### RECORDS TO USE
========

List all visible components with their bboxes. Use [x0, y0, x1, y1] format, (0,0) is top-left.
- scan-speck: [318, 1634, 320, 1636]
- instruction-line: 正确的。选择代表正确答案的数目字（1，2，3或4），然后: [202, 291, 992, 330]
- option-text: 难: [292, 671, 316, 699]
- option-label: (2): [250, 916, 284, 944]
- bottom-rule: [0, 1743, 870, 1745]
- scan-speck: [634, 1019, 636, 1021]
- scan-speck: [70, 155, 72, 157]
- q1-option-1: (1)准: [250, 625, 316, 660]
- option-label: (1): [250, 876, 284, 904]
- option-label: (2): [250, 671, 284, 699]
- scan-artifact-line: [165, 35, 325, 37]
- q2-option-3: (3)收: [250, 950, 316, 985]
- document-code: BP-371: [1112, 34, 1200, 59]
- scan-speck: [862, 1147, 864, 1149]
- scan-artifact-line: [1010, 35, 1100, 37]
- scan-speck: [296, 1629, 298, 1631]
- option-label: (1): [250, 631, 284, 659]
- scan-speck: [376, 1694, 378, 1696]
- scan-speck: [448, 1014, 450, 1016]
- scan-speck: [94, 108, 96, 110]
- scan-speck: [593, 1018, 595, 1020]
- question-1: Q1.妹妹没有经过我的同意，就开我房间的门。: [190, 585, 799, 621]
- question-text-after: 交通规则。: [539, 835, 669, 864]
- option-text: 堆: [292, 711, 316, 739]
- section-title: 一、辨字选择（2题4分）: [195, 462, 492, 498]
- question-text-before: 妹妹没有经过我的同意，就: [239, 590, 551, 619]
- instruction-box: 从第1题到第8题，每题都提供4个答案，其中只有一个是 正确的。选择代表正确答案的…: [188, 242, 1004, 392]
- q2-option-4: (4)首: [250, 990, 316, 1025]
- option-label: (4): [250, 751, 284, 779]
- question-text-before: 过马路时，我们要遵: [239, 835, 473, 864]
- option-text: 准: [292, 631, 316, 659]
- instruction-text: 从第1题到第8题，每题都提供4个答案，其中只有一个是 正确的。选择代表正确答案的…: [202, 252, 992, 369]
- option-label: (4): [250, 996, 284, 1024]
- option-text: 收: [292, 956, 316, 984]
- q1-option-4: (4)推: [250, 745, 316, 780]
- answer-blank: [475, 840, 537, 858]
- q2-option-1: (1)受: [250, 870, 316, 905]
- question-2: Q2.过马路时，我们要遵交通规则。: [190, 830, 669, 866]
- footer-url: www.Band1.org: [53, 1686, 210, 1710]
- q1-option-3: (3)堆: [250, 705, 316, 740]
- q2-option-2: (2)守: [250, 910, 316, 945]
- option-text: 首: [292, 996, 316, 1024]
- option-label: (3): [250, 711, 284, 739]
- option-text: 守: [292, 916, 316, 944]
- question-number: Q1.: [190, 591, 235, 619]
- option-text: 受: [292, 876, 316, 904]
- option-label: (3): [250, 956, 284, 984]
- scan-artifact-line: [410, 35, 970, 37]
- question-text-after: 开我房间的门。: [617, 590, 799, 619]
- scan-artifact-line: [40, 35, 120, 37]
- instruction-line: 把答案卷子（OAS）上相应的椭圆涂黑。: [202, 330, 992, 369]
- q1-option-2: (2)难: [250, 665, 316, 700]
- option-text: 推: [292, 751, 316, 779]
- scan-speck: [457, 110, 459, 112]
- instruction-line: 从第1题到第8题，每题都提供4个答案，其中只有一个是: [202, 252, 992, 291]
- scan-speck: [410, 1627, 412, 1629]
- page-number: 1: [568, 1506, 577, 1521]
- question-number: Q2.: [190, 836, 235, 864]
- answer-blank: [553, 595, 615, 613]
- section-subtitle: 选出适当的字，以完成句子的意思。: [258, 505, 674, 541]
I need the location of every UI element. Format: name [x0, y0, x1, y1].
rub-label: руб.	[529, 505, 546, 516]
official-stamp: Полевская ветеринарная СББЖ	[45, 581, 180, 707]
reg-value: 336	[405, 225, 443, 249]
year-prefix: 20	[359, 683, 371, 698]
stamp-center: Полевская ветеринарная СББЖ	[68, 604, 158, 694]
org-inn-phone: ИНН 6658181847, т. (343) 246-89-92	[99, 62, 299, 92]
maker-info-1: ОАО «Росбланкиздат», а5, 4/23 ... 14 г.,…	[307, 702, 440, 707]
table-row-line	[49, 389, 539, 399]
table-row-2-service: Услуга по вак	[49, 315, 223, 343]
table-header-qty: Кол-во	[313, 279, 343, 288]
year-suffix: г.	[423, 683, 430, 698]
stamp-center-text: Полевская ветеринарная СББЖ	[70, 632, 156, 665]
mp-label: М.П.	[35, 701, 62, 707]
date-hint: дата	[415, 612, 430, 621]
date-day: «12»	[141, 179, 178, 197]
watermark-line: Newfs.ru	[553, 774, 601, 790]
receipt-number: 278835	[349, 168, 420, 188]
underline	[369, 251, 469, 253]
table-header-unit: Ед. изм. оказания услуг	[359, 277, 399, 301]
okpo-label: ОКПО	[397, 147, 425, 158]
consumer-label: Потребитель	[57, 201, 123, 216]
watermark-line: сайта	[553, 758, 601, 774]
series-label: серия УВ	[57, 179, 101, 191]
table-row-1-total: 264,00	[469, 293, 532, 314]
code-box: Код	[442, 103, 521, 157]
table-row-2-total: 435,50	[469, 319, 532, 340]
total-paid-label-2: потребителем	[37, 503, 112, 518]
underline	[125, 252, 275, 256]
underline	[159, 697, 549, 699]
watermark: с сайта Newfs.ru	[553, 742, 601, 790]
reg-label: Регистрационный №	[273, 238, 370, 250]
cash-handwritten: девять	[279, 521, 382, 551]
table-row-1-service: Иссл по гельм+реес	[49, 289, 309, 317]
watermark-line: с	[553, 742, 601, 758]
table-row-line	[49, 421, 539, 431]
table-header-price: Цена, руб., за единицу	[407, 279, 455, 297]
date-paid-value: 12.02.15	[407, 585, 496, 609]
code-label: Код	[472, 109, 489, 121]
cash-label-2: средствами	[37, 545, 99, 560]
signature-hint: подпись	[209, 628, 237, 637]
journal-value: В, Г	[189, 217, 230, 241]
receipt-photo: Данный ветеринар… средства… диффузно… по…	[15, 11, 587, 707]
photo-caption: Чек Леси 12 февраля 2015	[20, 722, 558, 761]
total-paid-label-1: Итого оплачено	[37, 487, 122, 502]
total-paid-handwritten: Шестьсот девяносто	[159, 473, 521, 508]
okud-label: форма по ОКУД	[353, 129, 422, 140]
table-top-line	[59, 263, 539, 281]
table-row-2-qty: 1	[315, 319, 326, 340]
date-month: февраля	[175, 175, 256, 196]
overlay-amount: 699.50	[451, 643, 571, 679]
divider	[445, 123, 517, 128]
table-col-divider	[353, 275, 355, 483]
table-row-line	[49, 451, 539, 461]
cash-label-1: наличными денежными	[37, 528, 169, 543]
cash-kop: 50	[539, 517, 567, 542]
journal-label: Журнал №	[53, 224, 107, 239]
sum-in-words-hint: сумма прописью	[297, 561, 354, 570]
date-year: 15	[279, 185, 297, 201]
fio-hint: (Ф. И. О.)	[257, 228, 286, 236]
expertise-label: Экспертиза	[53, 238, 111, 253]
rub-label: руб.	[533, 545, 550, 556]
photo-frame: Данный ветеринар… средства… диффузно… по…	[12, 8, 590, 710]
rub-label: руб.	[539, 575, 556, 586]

========

### DESCRIPTION OF THE TASK
Reproduce every line above verbatim, with no changes.

### EXERCISE RESPONSE
List all visible components with their bboxes. Use [x0, y0, x1, y1] format, (0,0) is top-left.
- scan-speck: [318, 1634, 320, 1636]
- instruction-line: 正确的。选择代表正确答案的数目字（1，2，3或4），然后: [202, 291, 992, 330]
- option-text: 难: [292, 671, 316, 699]
- option-label: (2): [250, 916, 284, 944]
- bottom-rule: [0, 1743, 870, 1745]
- scan-speck: [634, 1019, 636, 1021]
- scan-speck: [70, 155, 72, 157]
- q1-option-1: (1)准: [250, 625, 316, 660]
- option-label: (1): [250, 876, 284, 904]
- option-label: (2): [250, 671, 284, 699]
- scan-artifact-line: [165, 35, 325, 37]
- q2-option-3: (3)收: [250, 950, 316, 985]
- document-code: BP-371: [1112, 34, 1200, 59]
- scan-speck: [862, 1147, 864, 1149]
- scan-artifact-line: [1010, 35, 1100, 37]
- scan-speck: [296, 1629, 298, 1631]
- option-label: (1): [250, 631, 284, 659]
- scan-speck: [376, 1694, 378, 1696]
- scan-speck: [448, 1014, 450, 1016]
- scan-speck: [94, 108, 96, 110]
- scan-speck: [593, 1018, 595, 1020]
- question-1: Q1.妹妹没有经过我的同意，就开我房间的门。: [190, 585, 799, 621]
- question-text-after: 交通规则。: [539, 835, 669, 864]
- option-text: 堆: [292, 711, 316, 739]
- section-title: 一、辨字选择（2题4分）: [195, 462, 492, 498]
- question-text-before: 妹妹没有经过我的同意，就: [239, 590, 551, 619]
- instruction-box: 从第1题到第8题，每题都提供4个答案，其中只有一个是 正确的。选择代表正确答案的…: [188, 242, 1004, 392]
- q2-option-4: (4)首: [250, 990, 316, 1025]
- option-label: (4): [250, 751, 284, 779]
- question-text-before: 过马路时，我们要遵: [239, 835, 473, 864]
- option-text: 准: [292, 631, 316, 659]
- instruction-text: 从第1题到第8题，每题都提供4个答案，其中只有一个是 正确的。选择代表正确答案的…: [202, 252, 992, 369]
- option-label: (4): [250, 996, 284, 1024]
- option-text: 收: [292, 956, 316, 984]
- q1-option-4: (4)推: [250, 745, 316, 780]
- answer-blank: [475, 840, 537, 858]
- q2-option-1: (1)受: [250, 870, 316, 905]
- question-2: Q2.过马路时，我们要遵交通规则。: [190, 830, 669, 866]
- footer-url: www.Band1.org: [53, 1686, 210, 1710]
- q1-option-3: (3)堆: [250, 705, 316, 740]
- q2-option-2: (2)守: [250, 910, 316, 945]
- option-text: 首: [292, 996, 316, 1024]
- option-label: (3): [250, 711, 284, 739]
- option-text: 守: [292, 916, 316, 944]
- question-number: Q1.: [190, 591, 235, 619]
- option-text: 受: [292, 876, 316, 904]
- option-label: (3): [250, 956, 284, 984]
- scan-artifact-line: [410, 35, 970, 37]
- question-text-after: 开我房间的门。: [617, 590, 799, 619]
- scan-artifact-line: [40, 35, 120, 37]
- instruction-line: 把答案卷子（OAS）上相应的椭圆涂黑。: [202, 330, 992, 369]
- q1-option-2: (2)难: [250, 665, 316, 700]
- option-text: 推: [292, 751, 316, 779]
- scan-speck: [457, 110, 459, 112]
- instruction-line: 从第1题到第8题，每题都提供4个答案，其中只有一个是: [202, 252, 992, 291]
- scan-speck: [410, 1627, 412, 1629]
- page-number: 1: [568, 1506, 577, 1521]
- question-number: Q2.: [190, 836, 235, 864]
- answer-blank: [553, 595, 615, 613]
- section-subtitle: 选出适当的字，以完成句子的意思。: [258, 505, 674, 541]
I need the location of every UI element. Format: name [x0, y0, x1, y1].
rub-label: руб.	[529, 505, 546, 516]
official-stamp: Полевская ветеринарная СББЖ	[45, 581, 180, 707]
reg-value: 336	[405, 225, 443, 249]
year-prefix: 20	[359, 683, 371, 698]
stamp-center: Полевская ветеринарная СББЖ	[68, 604, 158, 694]
org-inn-phone: ИНН 6658181847, т. (343) 246-89-92	[99, 62, 299, 92]
maker-info-1: ОАО «Росбланкиздат», а5, 4/23 ... 14 г.,…	[307, 702, 440, 707]
table-row-line	[49, 389, 539, 399]
table-row-2-service: Услуга по вак	[49, 315, 223, 343]
table-header-qty: Кол-во	[313, 279, 343, 288]
year-suffix: г.	[423, 683, 430, 698]
stamp-center-text: Полевская ветеринарная СББЖ	[70, 632, 156, 665]
mp-label: М.П.	[35, 701, 62, 707]
date-hint: дата	[415, 612, 430, 621]
date-day: «12»	[141, 179, 178, 197]
watermark-line: Newfs.ru	[553, 774, 601, 790]
receipt-number: 278835	[349, 168, 420, 188]
underline	[369, 251, 469, 253]
table-header-unit: Ед. изм. оказания услуг	[359, 277, 399, 301]
okpo-label: ОКПО	[397, 147, 425, 158]
consumer-label: Потребитель	[57, 201, 123, 216]
watermark-line: сайта	[553, 758, 601, 774]
series-label: серия УВ	[57, 179, 101, 191]
table-row-1-total: 264,00	[469, 293, 532, 314]
code-box: Код	[442, 103, 521, 157]
table-row-2-total: 435,50	[469, 319, 532, 340]
total-paid-label-2: потребителем	[37, 503, 112, 518]
underline	[125, 252, 275, 256]
underline	[159, 697, 549, 699]
watermark: с сайта Newfs.ru	[553, 742, 601, 790]
reg-label: Регистрационный №	[273, 238, 370, 250]
cash-handwritten: девять	[279, 521, 382, 551]
table-row-1-service: Иссл по гельм+реес	[49, 289, 309, 317]
watermark-line: с	[553, 742, 601, 758]
table-row-line	[49, 421, 539, 431]
table-header-price: Цена, руб., за единицу	[407, 279, 455, 297]
date-paid-value: 12.02.15	[407, 585, 496, 609]
code-label: Код	[472, 109, 489, 121]
cash-label-2: средствами	[37, 545, 99, 560]
signature-hint: подпись	[209, 628, 237, 637]
journal-value: В, Г	[189, 217, 230, 241]
receipt-photo: Данный ветеринар… средства… диффузно… по…	[15, 11, 587, 707]
photo-caption: Чек Леси 12 февраля 2015	[20, 722, 558, 761]
total-paid-label-1: Итого оплачено	[37, 487, 122, 502]
total-paid-handwritten: Шестьсот девяносто	[159, 473, 521, 508]
okud-label: форма по ОКУД	[353, 129, 422, 140]
table-top-line	[59, 263, 539, 281]
table-row-2-qty: 1	[315, 319, 326, 340]
date-month: февраля	[175, 175, 256, 196]
overlay-amount: 699.50	[451, 643, 571, 679]
divider	[445, 123, 517, 128]
table-col-divider	[353, 275, 355, 483]
table-row-line	[49, 451, 539, 461]
cash-label-1: наличными денежными	[37, 528, 169, 543]
cash-kop: 50	[539, 517, 567, 542]
journal-label: Журнал №	[53, 224, 107, 239]
sum-in-words-hint: сумма прописью	[297, 561, 354, 570]
date-year: 15	[279, 185, 297, 201]
fio-hint: (Ф. И. О.)	[257, 228, 286, 236]
expertise-label: Экспертиза	[53, 238, 111, 253]
rub-label: руб.	[533, 545, 550, 556]
photo-frame: Данный ветеринар… средства… диффузно… по…	[12, 8, 590, 710]
rub-label: руб.	[539, 575, 556, 586]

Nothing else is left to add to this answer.